(Entries of transcribed document text)
--------------------------------

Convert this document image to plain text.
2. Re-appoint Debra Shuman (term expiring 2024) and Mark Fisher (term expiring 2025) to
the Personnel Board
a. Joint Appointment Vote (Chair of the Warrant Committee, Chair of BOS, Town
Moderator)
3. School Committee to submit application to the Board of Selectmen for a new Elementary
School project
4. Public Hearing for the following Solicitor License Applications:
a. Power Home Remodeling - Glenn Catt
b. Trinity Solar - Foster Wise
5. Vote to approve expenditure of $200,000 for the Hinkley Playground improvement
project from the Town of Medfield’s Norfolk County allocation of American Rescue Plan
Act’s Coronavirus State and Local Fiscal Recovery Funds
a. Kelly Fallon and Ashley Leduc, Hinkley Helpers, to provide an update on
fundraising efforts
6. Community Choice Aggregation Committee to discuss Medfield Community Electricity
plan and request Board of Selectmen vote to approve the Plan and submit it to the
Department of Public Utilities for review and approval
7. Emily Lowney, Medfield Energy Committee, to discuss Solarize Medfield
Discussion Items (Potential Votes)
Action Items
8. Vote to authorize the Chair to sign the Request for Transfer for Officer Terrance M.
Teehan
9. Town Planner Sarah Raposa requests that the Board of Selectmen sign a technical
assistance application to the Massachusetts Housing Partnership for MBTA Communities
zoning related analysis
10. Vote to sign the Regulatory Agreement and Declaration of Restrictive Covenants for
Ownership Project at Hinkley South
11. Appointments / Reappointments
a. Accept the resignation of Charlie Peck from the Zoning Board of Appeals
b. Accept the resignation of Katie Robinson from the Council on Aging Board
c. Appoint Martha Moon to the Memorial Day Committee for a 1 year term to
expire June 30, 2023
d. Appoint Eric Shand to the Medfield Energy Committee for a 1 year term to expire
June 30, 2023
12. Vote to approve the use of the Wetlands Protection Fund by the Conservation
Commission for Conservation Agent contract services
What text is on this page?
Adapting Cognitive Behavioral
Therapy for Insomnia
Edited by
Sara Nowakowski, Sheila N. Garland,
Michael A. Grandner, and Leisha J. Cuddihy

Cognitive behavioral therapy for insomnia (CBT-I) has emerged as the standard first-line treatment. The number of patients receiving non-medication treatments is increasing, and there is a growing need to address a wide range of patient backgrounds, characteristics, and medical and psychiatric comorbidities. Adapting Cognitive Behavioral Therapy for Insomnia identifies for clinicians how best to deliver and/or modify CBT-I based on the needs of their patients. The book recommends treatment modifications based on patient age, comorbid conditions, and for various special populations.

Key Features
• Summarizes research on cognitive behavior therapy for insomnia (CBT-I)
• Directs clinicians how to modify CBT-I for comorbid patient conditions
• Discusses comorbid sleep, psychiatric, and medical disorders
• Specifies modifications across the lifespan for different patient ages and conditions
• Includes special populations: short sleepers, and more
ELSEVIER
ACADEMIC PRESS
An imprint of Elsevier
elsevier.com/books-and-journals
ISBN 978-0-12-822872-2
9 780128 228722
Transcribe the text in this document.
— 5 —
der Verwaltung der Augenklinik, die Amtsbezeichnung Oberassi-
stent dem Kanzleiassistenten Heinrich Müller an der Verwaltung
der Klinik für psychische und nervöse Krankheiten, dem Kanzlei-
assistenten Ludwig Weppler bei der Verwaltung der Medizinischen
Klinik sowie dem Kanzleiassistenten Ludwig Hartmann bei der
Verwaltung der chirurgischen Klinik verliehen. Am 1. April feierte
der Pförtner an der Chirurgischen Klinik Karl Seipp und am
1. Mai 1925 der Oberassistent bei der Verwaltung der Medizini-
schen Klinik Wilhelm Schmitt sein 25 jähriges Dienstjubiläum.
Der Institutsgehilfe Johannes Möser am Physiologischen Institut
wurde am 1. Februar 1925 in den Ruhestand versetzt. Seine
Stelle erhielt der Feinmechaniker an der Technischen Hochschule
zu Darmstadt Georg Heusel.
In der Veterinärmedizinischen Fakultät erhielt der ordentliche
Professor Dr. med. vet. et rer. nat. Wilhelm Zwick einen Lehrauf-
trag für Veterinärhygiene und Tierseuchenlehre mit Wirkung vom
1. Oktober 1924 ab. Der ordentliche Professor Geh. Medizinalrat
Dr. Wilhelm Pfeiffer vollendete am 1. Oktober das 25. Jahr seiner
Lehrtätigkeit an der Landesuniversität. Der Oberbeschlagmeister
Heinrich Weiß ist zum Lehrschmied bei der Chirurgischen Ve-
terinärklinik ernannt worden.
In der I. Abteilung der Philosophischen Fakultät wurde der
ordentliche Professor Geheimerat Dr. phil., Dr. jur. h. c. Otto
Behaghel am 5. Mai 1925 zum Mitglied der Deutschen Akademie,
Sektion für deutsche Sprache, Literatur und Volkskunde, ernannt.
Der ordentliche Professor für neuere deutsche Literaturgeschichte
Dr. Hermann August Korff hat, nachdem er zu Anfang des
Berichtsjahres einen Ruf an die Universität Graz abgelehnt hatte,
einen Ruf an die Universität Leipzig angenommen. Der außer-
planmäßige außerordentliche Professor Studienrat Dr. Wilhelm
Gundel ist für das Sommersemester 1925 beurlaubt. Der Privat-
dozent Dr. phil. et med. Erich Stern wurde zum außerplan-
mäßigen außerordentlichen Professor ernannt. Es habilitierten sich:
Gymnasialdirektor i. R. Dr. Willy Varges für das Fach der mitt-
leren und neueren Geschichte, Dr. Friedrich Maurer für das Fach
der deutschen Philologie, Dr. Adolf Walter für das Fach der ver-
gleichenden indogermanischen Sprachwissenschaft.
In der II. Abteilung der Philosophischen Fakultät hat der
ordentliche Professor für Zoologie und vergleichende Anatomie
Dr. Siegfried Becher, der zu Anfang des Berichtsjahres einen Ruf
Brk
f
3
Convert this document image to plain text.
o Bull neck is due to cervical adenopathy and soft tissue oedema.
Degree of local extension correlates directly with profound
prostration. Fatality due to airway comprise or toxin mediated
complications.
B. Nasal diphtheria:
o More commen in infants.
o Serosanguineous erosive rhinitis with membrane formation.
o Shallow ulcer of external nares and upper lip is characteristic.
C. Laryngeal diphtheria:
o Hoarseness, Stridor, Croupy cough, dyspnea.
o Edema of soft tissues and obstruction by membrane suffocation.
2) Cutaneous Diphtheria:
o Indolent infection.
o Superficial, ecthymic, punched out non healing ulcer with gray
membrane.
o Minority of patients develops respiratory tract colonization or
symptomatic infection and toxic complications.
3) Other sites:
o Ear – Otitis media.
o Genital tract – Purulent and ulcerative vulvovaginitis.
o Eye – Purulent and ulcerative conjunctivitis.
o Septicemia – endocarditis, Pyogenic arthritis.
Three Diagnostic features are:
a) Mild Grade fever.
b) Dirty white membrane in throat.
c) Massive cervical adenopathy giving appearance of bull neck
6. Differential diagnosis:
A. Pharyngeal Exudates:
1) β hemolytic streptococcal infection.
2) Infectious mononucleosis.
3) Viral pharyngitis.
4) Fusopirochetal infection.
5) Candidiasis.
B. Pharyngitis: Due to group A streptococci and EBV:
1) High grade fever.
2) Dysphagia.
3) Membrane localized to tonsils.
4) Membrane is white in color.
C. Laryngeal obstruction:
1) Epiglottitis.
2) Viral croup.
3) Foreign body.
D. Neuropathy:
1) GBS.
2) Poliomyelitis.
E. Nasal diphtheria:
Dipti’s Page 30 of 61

--------------------------------

_What is being asked_
Write down every line of the data exactly as it appears above.

_Problem solution_
Convert this document image to plain text.
2. Re-appoint Debra Shuman (term expiring 2024) and Mark Fisher (term expiring 2025) to
the Personnel Board
a. Joint Appointment Vote (Chair of the Warrant Committee, Chair of BOS, Town
Moderator)
3. School Committee to submit application to the Board of Selectmen for a new Elementary
School project
4. Public Hearing for the following Solicitor License Applications:
a. Power Home Remodeling - Glenn Catt
b. Trinity Solar - Foster Wise
5. Vote to approve expenditure of $200,000 for the Hinkley Playground improvement
project from the Town of Medfield’s Norfolk County allocation of American Rescue Plan
Act’s Coronavirus State and Local Fiscal Recovery Funds
a. Kelly Fallon and Ashley Leduc, Hinkley Helpers, to provide an update on
fundraising efforts
6. Community Choice Aggregation Committee to discuss Medfield Community Electricity
plan and request Board of Selectmen vote to approve the Plan and submit it to the
Department of Public Utilities for review and approval
7. Emily Lowney, Medfield Energy Committee, to discuss Solarize Medfield
Discussion Items (Potential Votes)
Action Items
8. Vote to authorize the Chair to sign the Request for Transfer for Officer Terrance M.
Teehan
9. Town Planner Sarah Raposa requests that the Board of Selectmen sign a technical
assistance application to the Massachusetts Housing Partnership for MBTA Communities
zoning related analysis
10. Vote to sign the Regulatory Agreement and Declaration of Restrictive Covenants for
Ownership Project at Hinkley South
11. Appointments / Reappointments
a. Accept the resignation of Charlie Peck from the Zoning Board of Appeals
b. Accept the resignation of Katie Robinson from the Council on Aging Board
c. Appoint Martha Moon to the Memorial Day Committee for a 1 year term to
expire June 30, 2023
d. Appoint Eric Shand to the Medfield Energy Committee for a 1 year term to expire
June 30, 2023
12. Vote to approve the use of the Wetlands Protection Fund by the Conservation
Commission for Conservation Agent contract services
What text is on this page?
Adapting Cognitive Behavioral
Therapy for Insomnia
Edited by
Sara Nowakowski, Sheila N. Garland,
Michael A. Grandner, and Leisha J. Cuddihy

Cognitive behavioral therapy for insomnia (CBT-I) has emerged as the standard first-line treatment. The number of patients receiving non-medication treatments is increasing, and there is a growing need to address a wide range of patient backgrounds, characteristics, and medical and psychiatric comorbidities. Adapting Cognitive Behavioral Therapy for Insomnia identifies for clinicians how best to deliver and/or modify CBT-I based on the needs of their patients. The book recommends treatment modifications based on patient age, comorbid conditions, and for various special populations.

Key Features
• Summarizes research on cognitive behavior therapy for insomnia (CBT-I)
• Directs clinicians how to modify CBT-I for comorbid patient conditions
• Discusses comorbid sleep, psychiatric, and medical disorders
• Specifies modifications across the lifespan for different patient ages and conditions
• Includes special populations: short sleepers, and more
ELSEVIER
ACADEMIC PRESS
An imprint of Elsevier
elsevier.com/books-and-journals
ISBN 978-0-12-822872-2
9 780128 228722
Transcribe the text in this document.
— 5 —
der Verwaltung der Augenklinik, die Amtsbezeichnung Oberassi-
stent dem Kanzleiassistenten Heinrich Müller an der Verwaltung
der Klinik für psychische und nervöse Krankheiten, dem Kanzlei-
assistenten Ludwig Weppler bei der Verwaltung der Medizinischen
Klinik sowie dem Kanzleiassistenten Ludwig Hartmann bei der
Verwaltung der chirurgischen Klinik verliehen. Am 1. April feierte
der Pförtner an der Chirurgischen Klinik Karl Seipp und am
1. Mai 1925 der Oberassistent bei der Verwaltung der Medizini-
schen Klinik Wilhelm Schmitt sein 25 jähriges Dienstjubiläum.
Der Institutsgehilfe Johannes Möser am Physiologischen Institut
wurde am 1. Februar 1925 in den Ruhestand versetzt. Seine
Stelle erhielt der Feinmechaniker an der Technischen Hochschule
zu Darmstadt Georg Heusel.
In der Veterinärmedizinischen Fakultät erhielt der ordentliche
Professor Dr. med. vet. et rer. nat. Wilhelm Zwick einen Lehrauf-
trag für Veterinärhygiene und Tierseuchenlehre mit Wirkung vom
1. Oktober 1924 ab. Der ordentliche Professor Geh. Medizinalrat
Dr. Wilhelm Pfeiffer vollendete am 1. Oktober das 25. Jahr seiner
Lehrtätigkeit an der Landesuniversität. Der Oberbeschlagmeister
Heinrich Weiß ist zum Lehrschmied bei der Chirurgischen Ve-
terinärklinik ernannt worden.
In der I. Abteilung der Philosophischen Fakultät wurde der
ordentliche Professor Geheimerat Dr. phil., Dr. jur. h. c. Otto
Behaghel am 5. Mai 1925 zum Mitglied der Deutschen Akademie,
Sektion für deutsche Sprache, Literatur und Volkskunde, ernannt.
Der ordentliche Professor für neuere deutsche Literaturgeschichte
Dr. Hermann August Korff hat, nachdem er zu Anfang des
Berichtsjahres einen Ruf an die Universität Graz abgelehnt hatte,
einen Ruf an die Universität Leipzig angenommen. Der außer-
planmäßige außerordentliche Professor Studienrat Dr. Wilhelm
Gundel ist für das Sommersemester 1925 beurlaubt. Der Privat-
dozent Dr. phil. et med. Erich Stern wurde zum außerplan-
mäßigen außerordentlichen Professor ernannt. Es habilitierten sich:
Gymnasialdirektor i. R. Dr. Willy Varges für das Fach der mitt-
leren und neueren Geschichte, Dr. Friedrich Maurer für das Fach
der deutschen Philologie, Dr. Adolf Walter für das Fach der ver-
gleichenden indogermanischen Sprachwissenschaft.
In der II. Abteilung der Philosophischen Fakultät hat der
ordentliche Professor für Zoologie und vergleichende Anatomie
Dr. Siegfried Becher, der zu Anfang des Berichtsjahres einen Ruf
Brk
f
3
Convert this document image to plain text.
o Bull neck is due to cervical adenopathy and soft tissue oedema.
Degree of local extension correlates directly with profound
prostration. Fatality due to airway comprise or toxin mediated
complications.
B. Nasal diphtheria:
o More commen in infants.
o Serosanguineous erosive rhinitis with membrane formation.
o Shallow ulcer of external nares and upper lip is characteristic.
C. Laryngeal diphtheria:
o Hoarseness, Stridor, Croupy cough, dyspnea.
o Edema of soft tissues and obstruction by membrane suffocation.
2) Cutaneous Diphtheria:
o Indolent infection.
o Superficial, ecthymic, punched out non healing ulcer with gray
membrane.
o Minority of patients develops respiratory tract colonization or
symptomatic infection and toxic complications.
3) Other sites:
o Ear – Otitis media.
o Genital tract – Purulent and ulcerative vulvovaginitis.
o Eye – Purulent and ulcerative conjunctivitis.
o Septicemia – endocarditis, Pyogenic arthritis.
Three Diagnostic features are:
a) Mild Grade fever.
b) Dirty white membrane in throat.
c) Massive cervical adenopathy giving appearance of bull neck
6. Differential diagnosis:
A. Pharyngeal Exudates:
1) β hemolytic streptococcal infection.
2) Infectious mononucleosis.
3) Viral pharyngitis.
4) Fusopirochetal infection.
5) Candidiasis.
B. Pharyngitis: Due to group A streptococci and EBV:
1) High grade fever.
2) Dysphagia.
3) Membrane localized to tonsils.
4) Membrane is white in color.
C. Laryngeal obstruction:
1) Epiglottitis.
2) Viral croup.
3) Foreign body.
D. Neuropathy:
1) GBS.
2) Poliomyelitis.
E. Nasal diphtheria:
Dipti’s Page 30 of 61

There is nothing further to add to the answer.